=== What you are asked to do ===
Locate every line in the records below that holds the word "ഇൻററർന" and return each one.

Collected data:
--------------------------------------------------

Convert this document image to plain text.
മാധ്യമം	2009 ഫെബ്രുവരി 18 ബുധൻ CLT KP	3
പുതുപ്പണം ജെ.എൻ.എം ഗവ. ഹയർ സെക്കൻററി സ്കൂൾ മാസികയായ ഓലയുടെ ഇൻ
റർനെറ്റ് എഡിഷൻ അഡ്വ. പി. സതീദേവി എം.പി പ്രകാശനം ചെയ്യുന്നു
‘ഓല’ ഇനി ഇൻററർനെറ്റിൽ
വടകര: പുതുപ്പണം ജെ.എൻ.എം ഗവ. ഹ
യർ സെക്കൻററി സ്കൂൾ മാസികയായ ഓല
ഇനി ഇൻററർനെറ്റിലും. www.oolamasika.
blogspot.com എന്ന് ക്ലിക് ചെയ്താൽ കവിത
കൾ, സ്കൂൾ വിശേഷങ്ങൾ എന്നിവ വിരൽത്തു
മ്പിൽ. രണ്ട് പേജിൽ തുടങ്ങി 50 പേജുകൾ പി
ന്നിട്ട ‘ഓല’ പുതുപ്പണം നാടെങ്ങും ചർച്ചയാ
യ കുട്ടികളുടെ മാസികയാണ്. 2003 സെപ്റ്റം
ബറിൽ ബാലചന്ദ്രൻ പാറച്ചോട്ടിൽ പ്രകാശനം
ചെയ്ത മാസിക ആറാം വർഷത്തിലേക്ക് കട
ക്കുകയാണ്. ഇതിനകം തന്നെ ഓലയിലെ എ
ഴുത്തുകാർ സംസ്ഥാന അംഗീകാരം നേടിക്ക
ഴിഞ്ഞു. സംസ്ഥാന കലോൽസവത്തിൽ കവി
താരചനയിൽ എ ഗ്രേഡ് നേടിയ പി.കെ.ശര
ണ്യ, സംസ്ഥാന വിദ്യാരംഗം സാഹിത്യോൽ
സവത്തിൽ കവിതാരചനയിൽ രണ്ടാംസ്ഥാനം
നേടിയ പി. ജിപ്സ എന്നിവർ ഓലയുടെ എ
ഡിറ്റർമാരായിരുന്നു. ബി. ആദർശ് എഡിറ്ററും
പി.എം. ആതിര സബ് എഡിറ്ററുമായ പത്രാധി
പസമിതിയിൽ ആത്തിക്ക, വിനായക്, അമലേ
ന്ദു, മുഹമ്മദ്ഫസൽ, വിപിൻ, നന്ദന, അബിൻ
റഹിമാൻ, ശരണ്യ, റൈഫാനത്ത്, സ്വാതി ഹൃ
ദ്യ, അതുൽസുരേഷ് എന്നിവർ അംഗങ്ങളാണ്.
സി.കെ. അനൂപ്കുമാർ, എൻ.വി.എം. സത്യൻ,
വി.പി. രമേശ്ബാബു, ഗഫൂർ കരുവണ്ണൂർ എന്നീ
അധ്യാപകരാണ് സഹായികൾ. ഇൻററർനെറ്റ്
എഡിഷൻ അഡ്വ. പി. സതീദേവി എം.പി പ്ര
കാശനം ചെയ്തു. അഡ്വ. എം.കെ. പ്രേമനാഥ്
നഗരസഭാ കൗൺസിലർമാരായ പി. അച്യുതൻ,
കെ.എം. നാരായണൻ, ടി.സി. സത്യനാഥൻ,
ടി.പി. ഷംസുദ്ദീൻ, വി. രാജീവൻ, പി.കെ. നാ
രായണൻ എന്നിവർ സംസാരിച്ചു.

--------------------------------------------------

=== Task response ===
‘ഓല’ ഇനി ഇൻററർനെറ്റിൽ
ഇനി ഇൻററർനെറ്റിലും. www.oolamasika.
അധ്യാപകരാണ് സഹായികൾ. ഇൻററർനെറ്റ്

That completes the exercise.